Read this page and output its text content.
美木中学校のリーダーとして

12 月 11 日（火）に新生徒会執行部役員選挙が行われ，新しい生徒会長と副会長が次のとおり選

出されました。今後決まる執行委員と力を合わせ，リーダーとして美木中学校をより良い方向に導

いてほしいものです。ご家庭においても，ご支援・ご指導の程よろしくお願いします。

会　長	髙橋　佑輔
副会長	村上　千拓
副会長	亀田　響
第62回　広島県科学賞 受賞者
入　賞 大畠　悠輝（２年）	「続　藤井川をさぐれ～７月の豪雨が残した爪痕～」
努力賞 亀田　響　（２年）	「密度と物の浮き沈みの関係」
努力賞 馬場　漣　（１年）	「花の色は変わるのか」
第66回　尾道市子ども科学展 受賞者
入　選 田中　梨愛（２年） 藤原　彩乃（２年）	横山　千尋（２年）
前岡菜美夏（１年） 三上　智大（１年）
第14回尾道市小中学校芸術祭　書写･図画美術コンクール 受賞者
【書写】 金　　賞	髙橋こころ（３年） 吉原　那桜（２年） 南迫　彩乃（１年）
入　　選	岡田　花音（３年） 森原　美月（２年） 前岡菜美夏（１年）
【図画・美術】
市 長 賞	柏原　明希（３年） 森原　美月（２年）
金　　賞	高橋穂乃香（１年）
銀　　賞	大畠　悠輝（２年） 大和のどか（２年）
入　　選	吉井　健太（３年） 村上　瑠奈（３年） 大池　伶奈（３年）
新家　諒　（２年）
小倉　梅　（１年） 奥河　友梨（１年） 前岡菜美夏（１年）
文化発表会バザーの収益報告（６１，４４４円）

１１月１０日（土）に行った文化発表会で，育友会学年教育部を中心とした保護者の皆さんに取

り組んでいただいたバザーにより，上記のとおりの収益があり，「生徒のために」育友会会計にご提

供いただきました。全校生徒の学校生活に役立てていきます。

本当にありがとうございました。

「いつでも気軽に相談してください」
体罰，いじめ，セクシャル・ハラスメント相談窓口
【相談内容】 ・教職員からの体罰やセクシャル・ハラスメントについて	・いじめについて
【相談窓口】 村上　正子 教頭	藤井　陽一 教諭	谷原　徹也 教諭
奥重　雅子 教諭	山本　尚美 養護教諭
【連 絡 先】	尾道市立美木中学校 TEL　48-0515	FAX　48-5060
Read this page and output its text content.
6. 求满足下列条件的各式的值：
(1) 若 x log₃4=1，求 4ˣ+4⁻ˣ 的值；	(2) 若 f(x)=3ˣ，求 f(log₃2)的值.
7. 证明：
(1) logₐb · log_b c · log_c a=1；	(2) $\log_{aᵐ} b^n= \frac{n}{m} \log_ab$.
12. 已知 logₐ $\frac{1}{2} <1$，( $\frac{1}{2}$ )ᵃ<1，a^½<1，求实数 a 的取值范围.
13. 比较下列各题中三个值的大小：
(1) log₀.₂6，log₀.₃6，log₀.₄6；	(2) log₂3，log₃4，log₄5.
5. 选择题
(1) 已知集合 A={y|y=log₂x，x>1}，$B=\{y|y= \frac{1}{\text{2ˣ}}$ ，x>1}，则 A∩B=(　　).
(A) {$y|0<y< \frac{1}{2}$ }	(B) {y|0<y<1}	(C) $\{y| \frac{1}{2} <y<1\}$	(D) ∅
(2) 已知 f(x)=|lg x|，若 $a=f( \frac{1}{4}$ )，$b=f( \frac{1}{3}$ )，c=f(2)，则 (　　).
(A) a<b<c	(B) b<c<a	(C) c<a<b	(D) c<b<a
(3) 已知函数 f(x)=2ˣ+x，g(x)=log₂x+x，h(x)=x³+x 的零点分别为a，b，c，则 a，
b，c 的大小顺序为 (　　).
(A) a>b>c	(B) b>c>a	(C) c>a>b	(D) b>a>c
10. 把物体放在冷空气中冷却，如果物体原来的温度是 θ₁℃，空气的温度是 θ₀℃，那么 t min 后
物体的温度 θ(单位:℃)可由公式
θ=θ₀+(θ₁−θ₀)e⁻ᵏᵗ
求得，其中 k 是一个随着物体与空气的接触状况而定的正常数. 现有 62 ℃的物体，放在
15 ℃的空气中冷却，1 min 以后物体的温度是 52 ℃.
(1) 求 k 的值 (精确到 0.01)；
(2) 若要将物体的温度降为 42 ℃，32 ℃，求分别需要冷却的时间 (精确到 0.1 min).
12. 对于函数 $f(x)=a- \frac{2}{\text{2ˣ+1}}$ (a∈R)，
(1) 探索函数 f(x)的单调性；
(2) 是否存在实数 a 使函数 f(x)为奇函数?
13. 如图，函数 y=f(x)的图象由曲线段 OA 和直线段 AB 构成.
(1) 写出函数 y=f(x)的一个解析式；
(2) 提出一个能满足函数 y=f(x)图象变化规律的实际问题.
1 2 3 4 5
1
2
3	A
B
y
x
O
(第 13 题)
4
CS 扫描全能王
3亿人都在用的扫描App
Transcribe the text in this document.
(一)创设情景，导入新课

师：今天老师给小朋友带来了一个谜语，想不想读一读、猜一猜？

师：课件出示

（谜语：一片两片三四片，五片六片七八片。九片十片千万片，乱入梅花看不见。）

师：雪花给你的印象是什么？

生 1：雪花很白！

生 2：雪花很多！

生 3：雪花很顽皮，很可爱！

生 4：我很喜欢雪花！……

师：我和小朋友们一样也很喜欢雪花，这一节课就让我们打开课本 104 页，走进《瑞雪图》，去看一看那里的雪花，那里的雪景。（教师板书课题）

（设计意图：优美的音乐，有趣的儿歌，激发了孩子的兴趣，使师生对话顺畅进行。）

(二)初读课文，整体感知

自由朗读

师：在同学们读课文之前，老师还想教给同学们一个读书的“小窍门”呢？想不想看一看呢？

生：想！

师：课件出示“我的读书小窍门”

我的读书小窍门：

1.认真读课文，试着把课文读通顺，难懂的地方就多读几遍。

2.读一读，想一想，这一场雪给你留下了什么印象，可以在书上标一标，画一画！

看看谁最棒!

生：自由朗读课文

INSTRUCTIONS FOR THE TASK ▸ Every record above should be copied exactly.

RESPONSE TO THE TASK ▸
Read this page and output its text content.
美木中学校のリーダーとして

12 月 11 日（火）に新生徒会執行部役員選挙が行われ，新しい生徒会長と副会長が次のとおり選

出されました。今後決まる執行委員と力を合わせ，リーダーとして美木中学校をより良い方向に導

いてほしいものです。ご家庭においても，ご支援・ご指導の程よろしくお願いします。

会　長	髙橋　佑輔
副会長	村上　千拓
副会長	亀田　響
第62回　広島県科学賞 受賞者
入　賞 大畠　悠輝（２年）	「続　藤井川をさぐれ～７月の豪雨が残した爪痕～」
努力賞 亀田　響　（２年）	「密度と物の浮き沈みの関係」
努力賞 馬場　漣　（１年）	「花の色は変わるのか」
第66回　尾道市子ども科学展 受賞者
入　選 田中　梨愛（２年） 藤原　彩乃（２年）	横山　千尋（２年）
前岡菜美夏（１年） 三上　智大（１年）
第14回尾道市小中学校芸術祭　書写･図画美術コンクール 受賞者
【書写】 金　　賞	髙橋こころ（３年） 吉原　那桜（２年） 南迫　彩乃（１年）
入　　選	岡田　花音（３年） 森原　美月（２年） 前岡菜美夏（１年）
【図画・美術】
市 長 賞	柏原　明希（３年） 森原　美月（２年）
金　　賞	高橋穂乃香（１年）
銀　　賞	大畠　悠輝（２年） 大和のどか（２年）
入　　選	吉井　健太（３年） 村上　瑠奈（３年） 大池　伶奈（３年）
新家　諒　（２年）
小倉　梅　（１年） 奥河　友梨（１年） 前岡菜美夏（１年）
文化発表会バザーの収益報告（６１，４４４円）

１１月１０日（土）に行った文化発表会で，育友会学年教育部を中心とした保護者の皆さんに取

り組んでいただいたバザーにより，上記のとおりの収益があり，「生徒のために」育友会会計にご提

供いただきました。全校生徒の学校生活に役立てていきます。

本当にありがとうございました。

「いつでも気軽に相談してください」
体罰，いじめ，セクシャル・ハラスメント相談窓口
【相談内容】 ・教職員からの体罰やセクシャル・ハラスメントについて	・いじめについて
【相談窓口】 村上　正子 教頭	藤井　陽一 教諭	谷原　徹也 教諭
奥重　雅子 教諭	山本　尚美 養護教諭
【連 絡 先】	尾道市立美木中学校 TEL　48-0515	FAX　48-5060
Read this page and output its text content.
6. 求满足下列条件的各式的值：
(1) 若 x log₃4=1，求 4ˣ+4⁻ˣ 的值；	(2) 若 f(x)=3ˣ，求 f(log₃2)的值.
7. 证明：
(1) logₐb · log_b c · log_c a=1；	(2) $\log_{aᵐ} b^n= \frac{n}{m} \log_ab$.
12. 已知 logₐ $\frac{1}{2} <1$，( $\frac{1}{2}$ )ᵃ<1，a^½<1，求实数 a 的取值范围.
13. 比较下列各题中三个值的大小：
(1) log₀.₂6，log₀.₃6，log₀.₄6；	(2) log₂3，log₃4，log₄5.
5. 选择题
(1) 已知集合 A={y|y=log₂x，x>1}，$B=\{y|y= \frac{1}{\text{2ˣ}}$ ，x>1}，则 A∩B=(　　).
(A) {$y|0<y< \frac{1}{2}$ }	(B) {y|0<y<1}	(C) $\{y| \frac{1}{2} <y<1\}$	(D) ∅
(2) 已知 f(x)=|lg x|，若 $a=f( \frac{1}{4}$ )，$b=f( \frac{1}{3}$ )，c=f(2)，则 (　　).
(A) a<b<c	(B) b<c<a	(C) c<a<b	(D) c<b<a
(3) 已知函数 f(x)=2ˣ+x，g(x)=log₂x+x，h(x)=x³+x 的零点分别为a，b，c，则 a，
b，c 的大小顺序为 (　　).
(A) a>b>c	(B) b>c>a	(C) c>a>b	(D) b>a>c
10. 把物体放在冷空气中冷却，如果物体原来的温度是 θ₁℃，空气的温度是 θ₀℃，那么 t min 后
物体的温度 θ(单位:℃)可由公式
θ=θ₀+(θ₁−θ₀)e⁻ᵏᵗ
求得，其中 k 是一个随着物体与空气的接触状况而定的正常数. 现有 62 ℃的物体，放在
15 ℃的空气中冷却，1 min 以后物体的温度是 52 ℃.
(1) 求 k 的值 (精确到 0.01)；
(2) 若要将物体的温度降为 42 ℃，32 ℃，求分别需要冷却的时间 (精确到 0.1 min).
12. 对于函数 $f(x)=a- \frac{2}{\text{2ˣ+1}}$ (a∈R)，
(1) 探索函数 f(x)的单调性；
(2) 是否存在实数 a 使函数 f(x)为奇函数?
13. 如图，函数 y=f(x)的图象由曲线段 OA 和直线段 AB 构成.
(1) 写出函数 y=f(x)的一个解析式；
(2) 提出一个能满足函数 y=f(x)图象变化规律的实际问题.
1 2 3 4 5
1
2
3	A
B
y
x
O
(第 13 题)
4
CS 扫描全能王
3亿人都在用的扫描App
Transcribe the text in this document.
(一)创设情景，导入新课

师：今天老师给小朋友带来了一个谜语，想不想读一读、猜一猜？

师：课件出示

（谜语：一片两片三四片，五片六片七八片。九片十片千万片，乱入梅花看不见。）

师：雪花给你的印象是什么？

生 1：雪花很白！

生 2：雪花很多！

生 3：雪花很顽皮，很可爱！

生 4：我很喜欢雪花！……

师：我和小朋友们一样也很喜欢雪花，这一节课就让我们打开课本 104 页，走进《瑞雪图》，去看一看那里的雪花，那里的雪景。（教师板书课题）

（设计意图：优美的音乐，有趣的儿歌，激发了孩子的兴趣，使师生对话顺畅进行。）

(二)初读课文，整体感知

自由朗读

师：在同学们读课文之前，老师还想教给同学们一个读书的“小窍门”呢？想不想看一看呢？

生：想！

师：课件出示“我的读书小窍门”

我的读书小窍门：

1.认真读课文，试着把课文读通顺，难懂的地方就多读几遍。

2.读一读，想一想，这一场雪给你留下了什么印象，可以在书上标一标，画一画！

看看谁最棒!

生：自由朗读课文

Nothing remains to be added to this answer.